資料の冒頭の行から「Find all labels, buttons, inputs, and」を含む行まで、両端の行も含めて一字も変えずに書き写してください。

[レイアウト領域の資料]
===============
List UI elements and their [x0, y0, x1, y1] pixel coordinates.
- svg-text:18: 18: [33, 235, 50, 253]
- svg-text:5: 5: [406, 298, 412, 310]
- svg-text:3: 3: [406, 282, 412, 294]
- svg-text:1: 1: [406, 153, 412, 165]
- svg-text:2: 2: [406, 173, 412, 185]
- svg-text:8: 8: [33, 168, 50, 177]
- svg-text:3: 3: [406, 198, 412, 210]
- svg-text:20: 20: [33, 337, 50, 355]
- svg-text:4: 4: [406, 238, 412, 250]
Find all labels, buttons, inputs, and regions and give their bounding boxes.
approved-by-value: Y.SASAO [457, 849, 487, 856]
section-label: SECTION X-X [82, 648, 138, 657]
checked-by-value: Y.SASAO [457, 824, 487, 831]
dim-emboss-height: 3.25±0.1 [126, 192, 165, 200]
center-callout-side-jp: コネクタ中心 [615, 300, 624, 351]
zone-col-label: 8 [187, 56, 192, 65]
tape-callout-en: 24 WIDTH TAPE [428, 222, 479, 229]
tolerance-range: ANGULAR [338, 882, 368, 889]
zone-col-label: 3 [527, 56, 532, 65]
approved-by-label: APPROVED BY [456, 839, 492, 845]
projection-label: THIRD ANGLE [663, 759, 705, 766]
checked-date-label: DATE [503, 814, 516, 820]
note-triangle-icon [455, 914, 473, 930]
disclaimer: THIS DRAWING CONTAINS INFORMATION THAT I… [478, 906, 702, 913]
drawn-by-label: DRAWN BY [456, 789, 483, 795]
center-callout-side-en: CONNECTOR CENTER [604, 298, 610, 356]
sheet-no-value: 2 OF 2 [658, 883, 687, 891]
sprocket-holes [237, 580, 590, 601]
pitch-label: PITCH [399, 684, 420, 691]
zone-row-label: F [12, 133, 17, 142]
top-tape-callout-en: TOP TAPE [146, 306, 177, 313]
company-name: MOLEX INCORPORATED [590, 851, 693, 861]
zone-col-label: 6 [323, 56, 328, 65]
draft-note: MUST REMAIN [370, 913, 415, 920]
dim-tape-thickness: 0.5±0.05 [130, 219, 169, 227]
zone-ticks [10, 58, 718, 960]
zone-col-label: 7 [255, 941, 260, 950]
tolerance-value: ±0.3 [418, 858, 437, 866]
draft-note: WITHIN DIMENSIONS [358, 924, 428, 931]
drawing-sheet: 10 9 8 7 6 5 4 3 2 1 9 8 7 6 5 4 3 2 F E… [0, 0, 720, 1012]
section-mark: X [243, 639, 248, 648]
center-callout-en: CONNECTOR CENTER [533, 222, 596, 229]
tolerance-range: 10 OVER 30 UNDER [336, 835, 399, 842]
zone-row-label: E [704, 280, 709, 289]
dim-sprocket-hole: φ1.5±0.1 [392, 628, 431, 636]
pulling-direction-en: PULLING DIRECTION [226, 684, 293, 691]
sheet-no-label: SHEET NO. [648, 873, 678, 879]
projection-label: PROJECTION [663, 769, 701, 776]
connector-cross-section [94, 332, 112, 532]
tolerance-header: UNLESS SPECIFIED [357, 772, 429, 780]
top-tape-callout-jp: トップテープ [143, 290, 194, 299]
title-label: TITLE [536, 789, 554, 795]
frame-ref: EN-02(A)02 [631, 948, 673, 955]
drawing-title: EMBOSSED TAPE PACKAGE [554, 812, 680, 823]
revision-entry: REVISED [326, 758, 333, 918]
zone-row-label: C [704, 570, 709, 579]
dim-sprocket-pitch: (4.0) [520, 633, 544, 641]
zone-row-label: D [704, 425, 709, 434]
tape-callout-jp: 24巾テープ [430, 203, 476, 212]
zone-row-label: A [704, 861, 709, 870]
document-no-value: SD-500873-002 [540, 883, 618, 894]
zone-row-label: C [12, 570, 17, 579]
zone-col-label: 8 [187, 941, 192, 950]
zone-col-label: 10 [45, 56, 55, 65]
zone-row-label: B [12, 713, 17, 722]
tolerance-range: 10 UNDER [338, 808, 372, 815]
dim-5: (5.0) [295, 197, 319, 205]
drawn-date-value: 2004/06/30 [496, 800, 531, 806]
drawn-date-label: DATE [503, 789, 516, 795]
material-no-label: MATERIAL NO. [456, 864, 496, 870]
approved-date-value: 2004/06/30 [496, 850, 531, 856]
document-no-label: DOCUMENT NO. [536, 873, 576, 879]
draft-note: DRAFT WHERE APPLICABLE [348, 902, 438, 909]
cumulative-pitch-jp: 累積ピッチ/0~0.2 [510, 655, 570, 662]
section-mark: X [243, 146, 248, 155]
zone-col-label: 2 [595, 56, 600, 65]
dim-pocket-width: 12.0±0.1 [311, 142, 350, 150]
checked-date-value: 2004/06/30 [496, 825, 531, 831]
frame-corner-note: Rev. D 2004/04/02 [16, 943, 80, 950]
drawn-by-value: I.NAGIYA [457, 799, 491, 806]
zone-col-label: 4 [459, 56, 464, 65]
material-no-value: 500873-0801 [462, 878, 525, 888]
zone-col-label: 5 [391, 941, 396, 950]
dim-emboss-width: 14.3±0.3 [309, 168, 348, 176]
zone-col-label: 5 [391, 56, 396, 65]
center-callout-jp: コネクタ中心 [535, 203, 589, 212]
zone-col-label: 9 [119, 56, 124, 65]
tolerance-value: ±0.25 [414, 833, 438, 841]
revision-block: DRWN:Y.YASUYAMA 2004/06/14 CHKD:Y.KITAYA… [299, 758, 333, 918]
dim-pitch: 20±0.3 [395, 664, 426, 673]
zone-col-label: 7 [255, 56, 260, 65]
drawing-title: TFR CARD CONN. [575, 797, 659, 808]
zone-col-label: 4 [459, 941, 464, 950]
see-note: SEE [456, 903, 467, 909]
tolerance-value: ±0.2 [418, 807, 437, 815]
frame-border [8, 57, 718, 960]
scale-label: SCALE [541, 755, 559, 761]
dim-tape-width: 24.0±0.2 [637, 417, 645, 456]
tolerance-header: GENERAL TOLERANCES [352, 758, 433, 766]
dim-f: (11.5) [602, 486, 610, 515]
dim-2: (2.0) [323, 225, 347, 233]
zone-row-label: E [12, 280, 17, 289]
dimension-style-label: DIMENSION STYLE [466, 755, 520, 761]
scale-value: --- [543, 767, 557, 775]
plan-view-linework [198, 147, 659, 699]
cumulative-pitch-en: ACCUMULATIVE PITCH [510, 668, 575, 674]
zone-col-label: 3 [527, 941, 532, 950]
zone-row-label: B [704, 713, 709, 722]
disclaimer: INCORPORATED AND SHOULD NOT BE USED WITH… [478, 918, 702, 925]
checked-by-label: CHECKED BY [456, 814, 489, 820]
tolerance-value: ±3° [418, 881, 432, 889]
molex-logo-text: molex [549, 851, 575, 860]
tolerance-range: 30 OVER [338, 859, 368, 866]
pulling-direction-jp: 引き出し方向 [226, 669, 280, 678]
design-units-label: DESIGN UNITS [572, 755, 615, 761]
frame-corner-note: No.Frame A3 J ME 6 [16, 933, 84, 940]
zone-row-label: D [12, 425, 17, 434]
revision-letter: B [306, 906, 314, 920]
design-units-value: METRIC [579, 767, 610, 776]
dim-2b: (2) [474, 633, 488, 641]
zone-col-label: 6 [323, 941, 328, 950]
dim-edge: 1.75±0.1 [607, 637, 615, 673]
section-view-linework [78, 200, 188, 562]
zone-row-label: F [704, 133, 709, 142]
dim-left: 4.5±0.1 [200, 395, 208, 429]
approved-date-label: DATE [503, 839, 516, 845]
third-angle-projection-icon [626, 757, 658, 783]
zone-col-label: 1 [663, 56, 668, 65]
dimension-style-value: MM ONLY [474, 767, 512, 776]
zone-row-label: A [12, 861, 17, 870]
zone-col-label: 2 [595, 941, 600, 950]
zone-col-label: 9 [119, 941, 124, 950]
===============
作業結果:
List UI elements and their [x0, y0, x1, y1] pixel coordinates.
- svg-text:18: 18: [33, 235, 50, 253]
- svg-text:5: 5: [406, 298, 412, 310]
- svg-text:3: 3: [406, 282, 412, 294]
- svg-text:1: 1: [406, 153, 412, 165]
- svg-text:2: 2: [406, 173, 412, 185]
- svg-text:8: 8: [33, 168, 50, 177]
- svg-text:3: 3: [406, 198, 412, 210]
- svg-text:20: 20: [33, 337, 50, 355]
- svg-text:4: 4: [406, 238, 412, 250]
Find all labels, buttons, inputs, and regions and give their bounding boxes.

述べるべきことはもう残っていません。